> _Written problem_
Can you retype only the lines from the one with "What does this" through the final line of the material, exactly as given?

> _Data in this exercise_
• • • •
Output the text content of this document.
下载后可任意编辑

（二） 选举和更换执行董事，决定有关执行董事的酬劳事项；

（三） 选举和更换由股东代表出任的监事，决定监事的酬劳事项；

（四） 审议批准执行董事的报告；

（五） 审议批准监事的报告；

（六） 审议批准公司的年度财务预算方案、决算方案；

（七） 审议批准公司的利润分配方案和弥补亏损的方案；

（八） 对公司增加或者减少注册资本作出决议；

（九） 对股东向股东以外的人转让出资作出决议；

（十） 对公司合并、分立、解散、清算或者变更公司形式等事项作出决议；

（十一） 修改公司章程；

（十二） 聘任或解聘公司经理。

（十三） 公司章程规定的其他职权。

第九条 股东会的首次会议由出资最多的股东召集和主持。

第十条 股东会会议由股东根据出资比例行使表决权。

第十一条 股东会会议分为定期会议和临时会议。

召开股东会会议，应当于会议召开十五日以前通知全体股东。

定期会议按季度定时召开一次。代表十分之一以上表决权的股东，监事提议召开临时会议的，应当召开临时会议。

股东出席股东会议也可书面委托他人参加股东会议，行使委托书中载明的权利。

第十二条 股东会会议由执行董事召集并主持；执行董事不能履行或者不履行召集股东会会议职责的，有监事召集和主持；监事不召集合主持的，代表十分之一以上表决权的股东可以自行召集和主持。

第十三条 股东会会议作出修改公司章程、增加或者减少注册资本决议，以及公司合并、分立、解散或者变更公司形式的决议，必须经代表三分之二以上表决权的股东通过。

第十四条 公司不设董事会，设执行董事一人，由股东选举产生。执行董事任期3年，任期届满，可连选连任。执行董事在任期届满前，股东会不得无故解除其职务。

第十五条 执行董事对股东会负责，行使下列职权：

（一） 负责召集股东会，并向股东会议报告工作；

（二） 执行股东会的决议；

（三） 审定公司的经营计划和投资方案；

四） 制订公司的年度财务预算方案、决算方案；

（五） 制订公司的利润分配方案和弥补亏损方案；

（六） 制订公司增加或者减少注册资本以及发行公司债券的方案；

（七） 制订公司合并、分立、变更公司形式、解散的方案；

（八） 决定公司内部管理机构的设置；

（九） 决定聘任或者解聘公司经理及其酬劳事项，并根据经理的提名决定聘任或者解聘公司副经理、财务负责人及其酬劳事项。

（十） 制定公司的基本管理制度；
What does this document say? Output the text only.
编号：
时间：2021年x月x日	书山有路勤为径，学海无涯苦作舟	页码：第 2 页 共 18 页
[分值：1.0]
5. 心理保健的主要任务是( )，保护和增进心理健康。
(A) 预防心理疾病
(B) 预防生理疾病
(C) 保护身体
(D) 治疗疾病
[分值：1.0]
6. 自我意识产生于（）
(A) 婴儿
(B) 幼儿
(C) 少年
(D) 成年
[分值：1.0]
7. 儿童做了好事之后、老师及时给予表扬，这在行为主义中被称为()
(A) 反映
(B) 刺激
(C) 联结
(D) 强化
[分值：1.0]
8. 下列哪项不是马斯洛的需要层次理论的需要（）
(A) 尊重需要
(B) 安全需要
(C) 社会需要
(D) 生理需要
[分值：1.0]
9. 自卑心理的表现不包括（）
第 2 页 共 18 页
• • • •
> _Response to the task_
What does this document say? Output the text only.
编号：
时间：2021年x月x日	书山有路勤为径，学海无涯苦作舟	页码：第 2 页 共 18 页
[分值：1.0]
5. 心理保健的主要任务是( )，保护和增进心理健康。
(A) 预防心理疾病
(B) 预防生理疾病
(C) 保护身体
(D) 治疗疾病
[分值：1.0]
6. 自我意识产生于（）
(A) 婴儿
(B) 幼儿
(C) 少年
(D) 成年
[分值：1.0]
7. 儿童做了好事之后、老师及时给予表扬，这在行为主义中被称为()
(A) 反映
(B) 刺激
(C) 联结
(D) 强化
[分值：1.0]
8. 下列哪项不是马斯洛的需要层次理论的需要（）
(A) 尊重需要
(B) 安全需要
(C) 社会需要
(D) 生理需要
[分值：1.0]
9. 自卑心理的表现不包括（）
第 2 页 共 18 页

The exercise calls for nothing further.